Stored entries
========================================================================
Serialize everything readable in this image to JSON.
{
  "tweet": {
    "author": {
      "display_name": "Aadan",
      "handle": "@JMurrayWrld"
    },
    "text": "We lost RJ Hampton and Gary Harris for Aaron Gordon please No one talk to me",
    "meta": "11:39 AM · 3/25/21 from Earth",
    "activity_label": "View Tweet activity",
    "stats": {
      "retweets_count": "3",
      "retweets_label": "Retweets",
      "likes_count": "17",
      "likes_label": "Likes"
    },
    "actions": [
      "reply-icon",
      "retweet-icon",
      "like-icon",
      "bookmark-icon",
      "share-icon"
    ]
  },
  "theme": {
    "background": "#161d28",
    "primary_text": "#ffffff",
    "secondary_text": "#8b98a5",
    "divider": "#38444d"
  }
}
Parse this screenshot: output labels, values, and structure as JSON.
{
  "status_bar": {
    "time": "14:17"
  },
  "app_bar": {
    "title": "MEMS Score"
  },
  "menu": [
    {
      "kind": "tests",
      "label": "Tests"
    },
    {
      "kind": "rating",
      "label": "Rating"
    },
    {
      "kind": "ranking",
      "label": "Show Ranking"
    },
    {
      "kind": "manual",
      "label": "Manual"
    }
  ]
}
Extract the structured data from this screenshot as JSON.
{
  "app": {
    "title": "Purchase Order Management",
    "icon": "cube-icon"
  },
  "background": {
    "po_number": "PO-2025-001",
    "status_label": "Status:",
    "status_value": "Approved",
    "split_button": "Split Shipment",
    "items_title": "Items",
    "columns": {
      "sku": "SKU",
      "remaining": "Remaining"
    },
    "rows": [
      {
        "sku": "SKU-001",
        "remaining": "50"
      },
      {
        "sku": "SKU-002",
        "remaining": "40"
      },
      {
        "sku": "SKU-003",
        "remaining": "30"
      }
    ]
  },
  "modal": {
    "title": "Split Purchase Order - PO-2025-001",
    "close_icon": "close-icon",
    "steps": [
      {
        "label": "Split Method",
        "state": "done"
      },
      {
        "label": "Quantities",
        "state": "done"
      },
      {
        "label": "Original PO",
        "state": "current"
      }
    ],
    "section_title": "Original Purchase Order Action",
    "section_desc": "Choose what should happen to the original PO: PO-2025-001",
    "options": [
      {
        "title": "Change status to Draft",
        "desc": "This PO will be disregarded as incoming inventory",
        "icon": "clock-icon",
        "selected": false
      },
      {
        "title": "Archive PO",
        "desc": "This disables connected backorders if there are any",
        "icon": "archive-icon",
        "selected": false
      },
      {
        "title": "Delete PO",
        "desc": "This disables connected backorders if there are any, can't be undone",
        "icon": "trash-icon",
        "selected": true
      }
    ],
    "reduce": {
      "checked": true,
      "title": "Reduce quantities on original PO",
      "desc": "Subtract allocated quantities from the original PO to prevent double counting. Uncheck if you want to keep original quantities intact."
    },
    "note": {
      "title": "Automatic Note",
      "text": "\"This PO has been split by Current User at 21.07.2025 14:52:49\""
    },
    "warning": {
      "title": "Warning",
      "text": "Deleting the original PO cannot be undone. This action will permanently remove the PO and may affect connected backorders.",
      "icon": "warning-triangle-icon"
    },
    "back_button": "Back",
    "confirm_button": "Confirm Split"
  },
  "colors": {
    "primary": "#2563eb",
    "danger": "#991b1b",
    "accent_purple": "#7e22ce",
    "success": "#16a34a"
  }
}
========================================================================
#### What you have to do
Look through the entries and return every line where "JSON" appears.

#### Answer to the task
Serialize everything readable in this image to JSON.
Parse this screenshot: output labels, values, and structure as JSON.
Extract the structured data from this screenshot as JSON.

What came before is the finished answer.